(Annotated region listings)

********************

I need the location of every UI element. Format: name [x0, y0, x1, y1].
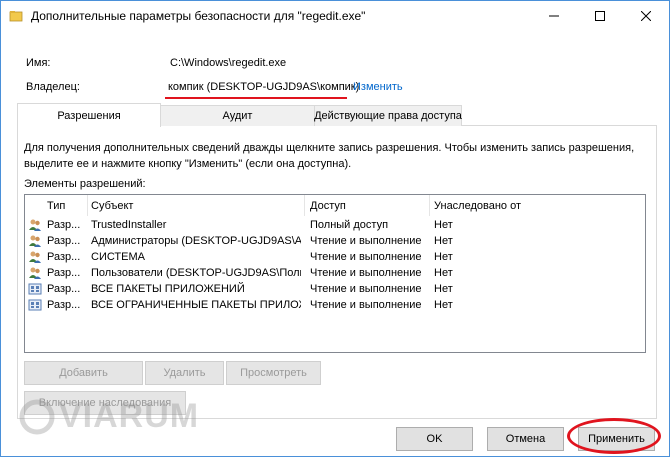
maximize-icon — [595, 11, 605, 21]
package-icon — [28, 299, 42, 311]
panel-description: Для получения дополнительных сведений дв… — [24, 142, 635, 170]
table-row[interactable]: Разр... Администраторы (DESKTOP-UGJD9AS\… — [25, 233, 645, 249]
security-dialog: Дополнительные параметры безопасности дл… — [0, 0, 670, 457]
row-access: Полный доступ — [310, 219, 389, 231]
owner-value: компик (DESKTOP-UGJD9AS\компик) — [168, 81, 360, 93]
row-type: Разр... — [47, 251, 81, 263]
row-access: Чтение и выполнение — [310, 251, 422, 263]
row-access: Чтение и выполнение — [310, 267, 422, 279]
row-inherited: Нет — [434, 267, 453, 279]
users-icon — [29, 267, 41, 279]
owner-label: Владелец: — [26, 81, 80, 93]
table-row[interactable]: Разр... TrustedInstaller Полный доступ Н… — [25, 217, 645, 233]
minimize-icon — [549, 15, 559, 17]
row-type: Разр... — [47, 299, 81, 311]
maximize-button[interactable] — [577, 1, 623, 31]
row-subject: TrustedInstaller — [91, 219, 167, 231]
row-access: Чтение и выполнение — [310, 299, 422, 311]
shield-folder-icon — [9, 11, 23, 22]
permission-entries-list[interactable]: Тип Субъект Доступ Унаследовано от Разр.… — [24, 194, 646, 353]
row-inherited: Нет — [434, 251, 453, 263]
remove-button[interactable]: Удалить — [145, 361, 224, 385]
watermark-text: VIARUM — [59, 397, 200, 435]
row-subject: СИСТЕМА — [91, 251, 145, 263]
row-type: Разр... — [47, 235, 81, 247]
close-icon — [641, 11, 651, 21]
table-row[interactable]: Разр... СИСТЕМА Чтение и выполнение Нет — [25, 249, 645, 265]
column-header-type[interactable]: Тип — [47, 195, 65, 216]
row-subject: ВСЕ ОГРАНИЧЕННЫЕ ПАКЕТЫ ПРИЛОЖЕ... — [91, 299, 301, 311]
row-subject: ВСЕ ПАКЕТЫ ПРИЛОЖЕНИЙ — [91, 283, 245, 295]
row-inherited: Нет — [434, 219, 453, 231]
table-row[interactable]: Разр... Пользователи (DESKTOP-UGJD9AS\По… — [25, 265, 645, 281]
name-value: C:\Windows\regedit.exe — [170, 57, 287, 69]
users-icon — [29, 219, 41, 231]
name-label: Имя: — [26, 57, 51, 69]
table-row[interactable]: Разр... ВСЕ ПАКЕТЫ ПРИЛОЖЕНИЙ Чтение и в… — [25, 281, 645, 297]
view-button[interactable]: Просмотреть — [226, 361, 321, 385]
row-subject: Пользователи (DESKTOP-UGJD9AS\Польз... — [91, 267, 301, 279]
column-header-inherited[interactable]: Унаследовано от — [434, 195, 521, 216]
cancel-button[interactable]: Отмена — [487, 427, 564, 451]
row-type: Разр... — [47, 283, 81, 295]
row-inherited: Нет — [434, 299, 453, 311]
column-header-access[interactable]: Доступ — [310, 195, 346, 216]
row-type: Разр... — [47, 267, 81, 279]
watermark-logo-icon — [19, 399, 55, 435]
row-type: Разр... — [47, 219, 81, 231]
title-bar: Дополнительные параметры безопасности дл… — [1, 1, 669, 31]
tab-permissions[interactable]: Разрешения — [17, 103, 161, 127]
row-subject: Администраторы (DESKTOP-UGJD9AS\Ад... — [91, 235, 301, 247]
package-icon — [28, 283, 42, 295]
add-button[interactable]: Добавить — [24, 361, 143, 385]
row-inherited: Нет — [434, 283, 453, 295]
tab-effective-access[interactable]: Действующие права доступа — [314, 105, 462, 126]
minimize-button[interactable] — [531, 1, 577, 31]
annotation-underline — [165, 97, 347, 99]
tab-label: Аудит — [222, 110, 253, 122]
users-icon — [29, 235, 41, 247]
ok-button[interactable]: OK — [396, 427, 473, 451]
column-header-subject[interactable]: Субъект — [91, 195, 133, 216]
window-title: Дополнительные параметры безопасности дл… — [31, 9, 366, 23]
row-access: Чтение и выполнение — [310, 283, 422, 295]
annotation-oval — [567, 418, 661, 454]
change-owner-link[interactable]: Изменить — [353, 81, 403, 93]
users-icon — [29, 251, 41, 263]
tab-audit[interactable]: Аудит — [160, 105, 315, 126]
row-inherited: Нет — [434, 235, 453, 247]
table-row[interactable]: Разр... ВСЕ ОГРАНИЧЕННЫЕ ПАКЕТЫ ПРИЛОЖЕ.… — [25, 297, 645, 313]
tab-label: Разрешения — [57, 109, 121, 122]
tab-label: Действующие права доступа — [314, 110, 462, 122]
close-button[interactable] — [623, 1, 669, 31]
list-label: Элементы разрешений: — [24, 178, 146, 190]
row-access: Чтение и выполнение — [310, 235, 422, 247]
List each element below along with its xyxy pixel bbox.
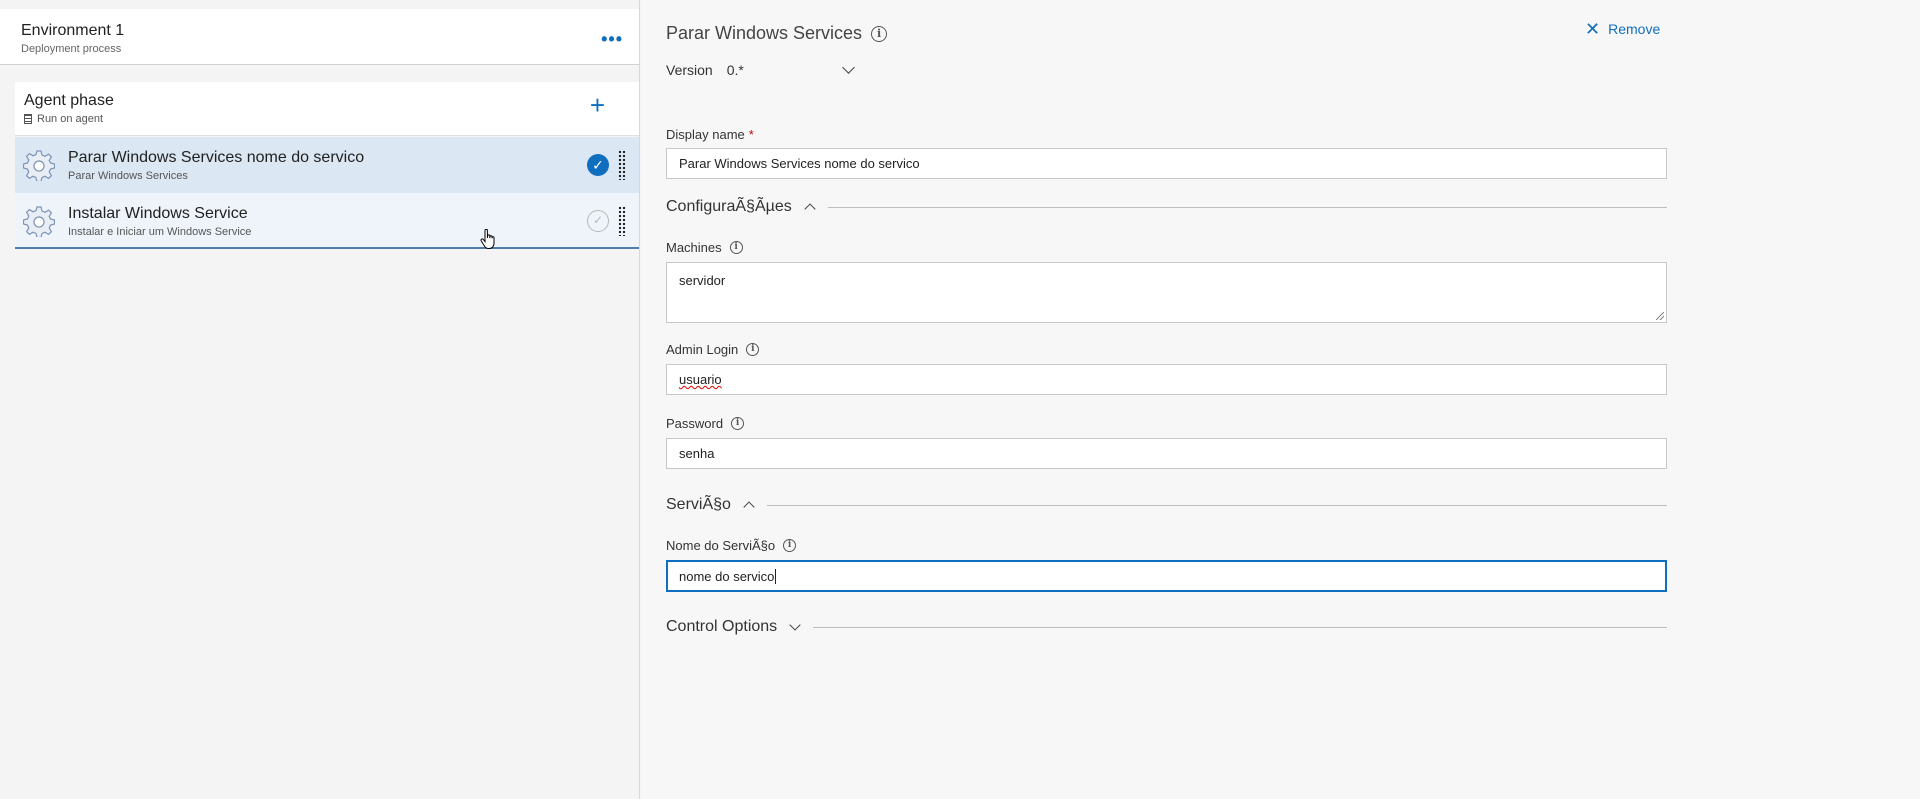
password-label: Password i (666, 416, 745, 431)
chevron-up-icon[interactable] (804, 203, 816, 215)
password-field[interactable]: senha (666, 438, 1667, 469)
environment-header[interactable]: Environment 1 Deployment process ••• (0, 9, 639, 65)
phase-subtitle: Run on agent (24, 113, 103, 125)
machines-label: Machines i (666, 240, 743, 255)
chevron-down-icon[interactable] (789, 619, 801, 631)
more-options-icon[interactable]: ••• (601, 29, 623, 50)
section-servico[interactable]: ServiÃ§o (666, 496, 1667, 514)
task-subtitle: Instalar e Iniciar um Windows Service (68, 226, 252, 238)
task-details-header: Parar Windows Services i (666, 23, 888, 44)
resize-handle-icon[interactable] (1656, 312, 1664, 320)
close-icon: ✕ (1585, 19, 1601, 39)
drag-handle-icon[interactable] (618, 150, 626, 180)
info-icon[interactable]: i (729, 241, 743, 254)
password-label-text: Password (666, 416, 724, 431)
phase-subtitle-text: Run on agent (37, 113, 104, 125)
info-icon[interactable]: i (783, 539, 797, 552)
text-caret (775, 568, 777, 584)
machines-label-text: Machines (666, 240, 722, 255)
section-divider (813, 626, 1667, 628)
task-enabled-checkbox[interactable]: ✓ (587, 210, 609, 232)
task-details-panel: Parar Windows Services i ✕ Remove Versio… (641, 0, 1920, 799)
gear-icon (23, 150, 55, 181)
environment-subtitle: Deployment process (21, 43, 122, 55)
admin-login-label: Admin Login i (666, 342, 760, 357)
task-subtitle: Parar Windows Services (68, 170, 188, 182)
task-title: Parar Windows Services nome do servico (68, 149, 365, 166)
display-name-label: Display name * (666, 127, 754, 142)
agent-phase[interactable]: Agent phase Run on agent + (15, 82, 639, 136)
display-name-field[interactable]: Parar Windows Services nome do servico (666, 148, 1667, 179)
remove-label: Remove (1608, 21, 1661, 37)
section-divider (766, 504, 1667, 506)
server-icon (24, 114, 32, 124)
task-item[interactable]: Parar Windows Services nome do servico P… (15, 137, 639, 193)
info-icon[interactable]: i (746, 343, 760, 356)
pipeline-panel: Environment 1 Deployment process ••• Age… (0, 0, 640, 799)
section-control-options[interactable]: Control Options (666, 618, 1667, 636)
version-selector[interactable]: Version 0.* (666, 60, 855, 78)
service-name-field[interactable]: nome do servico (666, 560, 1667, 592)
display-name-value: Parar Windows Services nome do servico (679, 156, 920, 171)
task-details-title: Parar Windows Services (666, 23, 863, 43)
remove-button[interactable]: ✕ Remove (1585, 19, 1661, 39)
gear-icon (23, 206, 55, 237)
service-name-label: Nome do ServiÃ§o i (666, 538, 797, 553)
admin-login-field[interactable]: usuario (666, 364, 1667, 395)
info-icon[interactable]: i (731, 417, 745, 430)
chevron-up-icon[interactable] (743, 501, 755, 513)
add-task-button[interactable]: + (590, 92, 605, 118)
version-label: Version (666, 62, 713, 78)
drag-handle-icon[interactable] (618, 206, 626, 236)
password-value: senha (679, 446, 715, 461)
section-configuracoes-title: ConfiguraÃ§Ãµes (666, 198, 792, 215)
info-icon[interactable]: i (871, 25, 888, 42)
display-name-label-text: Display name (666, 127, 745, 142)
required-marker: * (748, 127, 754, 142)
chevron-down-icon[interactable] (841, 60, 855, 74)
admin-login-label-text: Admin Login (666, 342, 739, 357)
environment-title: Environment 1 (21, 22, 125, 39)
service-name-label-text: Nome do ServiÃ§o (666, 538, 776, 553)
phase-title: Agent phase (24, 92, 114, 109)
admin-login-value: usuario (679, 372, 722, 387)
machines-textarea[interactable]: servidor (666, 262, 1667, 323)
task-item[interactable]: Instalar Windows Service Instalar e Inic… (15, 193, 639, 249)
service-name-value: nome do servico (679, 568, 775, 584)
section-control-options-title: Control Options (666, 618, 778, 635)
hand-cursor-icon (480, 229, 495, 249)
task-enabled-checkbox[interactable]: ✓ (587, 154, 609, 176)
section-configuracoes[interactable]: ConfiguraÃ§Ãµes (666, 198, 1667, 216)
section-servico-title: ServiÃ§o (666, 496, 731, 513)
machines-value: servidor (679, 273, 726, 288)
section-divider (827, 206, 1667, 208)
task-title: Instalar Windows Service (68, 205, 248, 222)
version-value: 0.* (726, 62, 744, 78)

********************

• **Required task**: Could you quote, word for word, the lines above that begin with the line containing "maximize-icon — [595, 11, 605, 21]" and end with the line containing "shield-folder-icon — [9, 11, 23, 22]", both of those lines included?

• **Solution below**:
maximize-icon — [595, 11, 605, 21]
package-icon — [28, 299, 42, 311]
panel-description: Для получения дополнительных сведений дв… — [24, 142, 635, 170]
table-row[interactable]: Разр... Администраторы (DESKTOP-UGJD9AS\… — [25, 233, 645, 249]
security-dialog: Дополнительные параметры безопасности дл… — [0, 0, 670, 457]
row-access: Полный доступ — [310, 219, 389, 231]
owner-value: компик (DESKTOP-UGJD9AS\компик) — [168, 81, 360, 93]
row-type: Разр... — [47, 251, 81, 263]
row-access: Чтение и выполнение — [310, 251, 422, 263]
row-access: Чтение и выполнение — [310, 267, 422, 279]
row-inherited: Нет — [434, 267, 453, 279]
users-icon — [29, 267, 41, 279]
owner-label: Владелец: — [26, 81, 80, 93]
table-row[interactable]: Разр... TrustedInstaller Полный доступ Н… — [25, 217, 645, 233]
minimize-icon — [549, 15, 559, 17]
row-type: Разр... — [47, 299, 81, 311]
maximize-button[interactable] — [577, 1, 623, 31]
row-subject: TrustedInstaller — [91, 219, 167, 231]
row-access: Чтение и выполнение — [310, 299, 422, 311]
shield-folder-icon — [9, 11, 23, 22]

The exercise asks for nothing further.